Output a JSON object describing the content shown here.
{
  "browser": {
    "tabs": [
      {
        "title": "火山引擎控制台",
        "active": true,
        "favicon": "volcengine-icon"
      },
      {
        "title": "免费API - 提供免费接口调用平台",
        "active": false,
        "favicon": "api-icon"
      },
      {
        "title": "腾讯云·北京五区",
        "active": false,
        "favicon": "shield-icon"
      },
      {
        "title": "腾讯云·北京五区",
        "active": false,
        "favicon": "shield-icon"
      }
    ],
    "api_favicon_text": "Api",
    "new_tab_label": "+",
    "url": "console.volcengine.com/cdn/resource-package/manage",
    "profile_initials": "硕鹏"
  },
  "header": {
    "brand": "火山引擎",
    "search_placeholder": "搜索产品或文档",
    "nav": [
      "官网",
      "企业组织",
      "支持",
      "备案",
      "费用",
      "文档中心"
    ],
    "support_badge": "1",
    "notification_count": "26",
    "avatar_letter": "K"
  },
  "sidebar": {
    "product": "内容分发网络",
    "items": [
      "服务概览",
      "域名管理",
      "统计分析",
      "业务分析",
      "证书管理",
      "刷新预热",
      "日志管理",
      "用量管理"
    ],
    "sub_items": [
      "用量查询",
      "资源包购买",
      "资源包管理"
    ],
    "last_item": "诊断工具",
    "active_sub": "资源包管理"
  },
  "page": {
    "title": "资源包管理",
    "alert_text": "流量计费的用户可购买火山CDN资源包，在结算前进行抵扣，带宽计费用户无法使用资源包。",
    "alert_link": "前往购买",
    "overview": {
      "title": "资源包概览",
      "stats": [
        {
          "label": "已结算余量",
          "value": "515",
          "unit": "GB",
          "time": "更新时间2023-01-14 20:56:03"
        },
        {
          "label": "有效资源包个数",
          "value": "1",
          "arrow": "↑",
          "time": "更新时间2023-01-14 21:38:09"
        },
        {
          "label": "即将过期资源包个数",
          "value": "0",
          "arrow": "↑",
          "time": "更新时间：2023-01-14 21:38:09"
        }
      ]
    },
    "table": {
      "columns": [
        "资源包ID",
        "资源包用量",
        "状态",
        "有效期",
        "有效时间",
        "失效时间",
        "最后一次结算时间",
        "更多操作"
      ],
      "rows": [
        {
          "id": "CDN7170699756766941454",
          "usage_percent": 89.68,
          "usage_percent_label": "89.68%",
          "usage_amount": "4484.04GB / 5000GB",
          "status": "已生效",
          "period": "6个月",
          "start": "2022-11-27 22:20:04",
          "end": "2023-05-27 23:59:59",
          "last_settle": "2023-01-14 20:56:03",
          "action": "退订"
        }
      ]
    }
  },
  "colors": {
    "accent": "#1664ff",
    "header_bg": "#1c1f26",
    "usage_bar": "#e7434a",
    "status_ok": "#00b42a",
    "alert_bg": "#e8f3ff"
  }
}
══════════════════════════════
Goal: Output the listing above exactly as it appears.

Answer below:
Output a JSON object describing the content shown here.
{
  "browser": {
    "tabs": [
      {
        "title": "火山引擎控制台",
        "active": true,
        "favicon": "volcengine-icon"
      },
      {
        "title": "免费API - 提供免费接口调用平台",
        "active": false,
        "favicon": "api-icon"
      },
      {
        "title": "腾讯云·北京五区",
        "active": false,
        "favicon": "shield-icon"
      },
      {
        "title": "腾讯云·北京五区",
        "active": false,
        "favicon": "shield-icon"
      }
    ],
    "api_favicon_text": "Api",
    "new_tab_label": "+",
    "url": "console.volcengine.com/cdn/resource-package/manage",
    "profile_initials": "硕鹏"
  },
  "header": {
    "brand": "火山引擎",
    "search_placeholder": "搜索产品或文档",
    "nav": [
      "官网",
      "企业组织",
      "支持",
      "备案",
      "费用",
      "文档中心"
    ],
    "support_badge": "1",
    "notification_count": "26",
    "avatar_letter": "K"
  },
  "sidebar": {
    "product": "内容分发网络",
    "items": [
      "服务概览",
      "域名管理",
      "统计分析",
      "业务分析",
      "证书管理",
      "刷新预热",
      "日志管理",
      "用量管理"
    ],
    "sub_items": [
      "用量查询",
      "资源包购买",
      "资源包管理"
    ],
    "last_item": "诊断工具",
    "active_sub": "资源包管理"
  },
  "page": {
    "title": "资源包管理",
    "alert_text": "流量计费的用户可购买火山CDN资源包，在结算前进行抵扣，带宽计费用户无法使用资源包。",
    "alert_link": "前往购买",
    "overview": {
      "title": "资源包概览",
      "stats": [
        {
          "label": "已结算余量",
          "value": "515",
          "unit": "GB",
          "time": "更新时间2023-01-14 20:56:03"
        },
        {
          "label": "有效资源包个数",
          "value": "1",
          "arrow": "↑",
          "time": "更新时间2023-01-14 21:38:09"
        },
        {
          "label": "即将过期资源包个数",
          "value": "0",
          "arrow": "↑",
          "time": "更新时间：2023-01-14 21:38:09"
        }
      ]
    },
    "table": {
      "columns": [
        "资源包ID",
        "资源包用量",
        "状态",
        "有效期",
        "有效时间",
        "失效时间",
        "最后一次结算时间",
        "更多操作"
      ],
      "rows": [
        {
          "id": "CDN7170699756766941454",
          "usage_percent": 89.68,
          "usage_percent_label": "89.68%",
          "usage_amount": "4484.04GB / 5000GB",
          "status": "已生效",
          "period": "6个月",
          "start": "2022-11-27 22:20:04",
          "end": "2023-05-27 23:59:59",
          "last_settle": "2023-01-14 20:56:03",
          "action": "退订"
        }
      ]
    }
  },
  "colors": {
    "accent": "#1664ff",
    "header_bg": "#1c1f26",
    "usage_bar": "#e7434a",
    "status_ok": "#00b42a",
    "alert_bg": "#e8f3ff"
  }
}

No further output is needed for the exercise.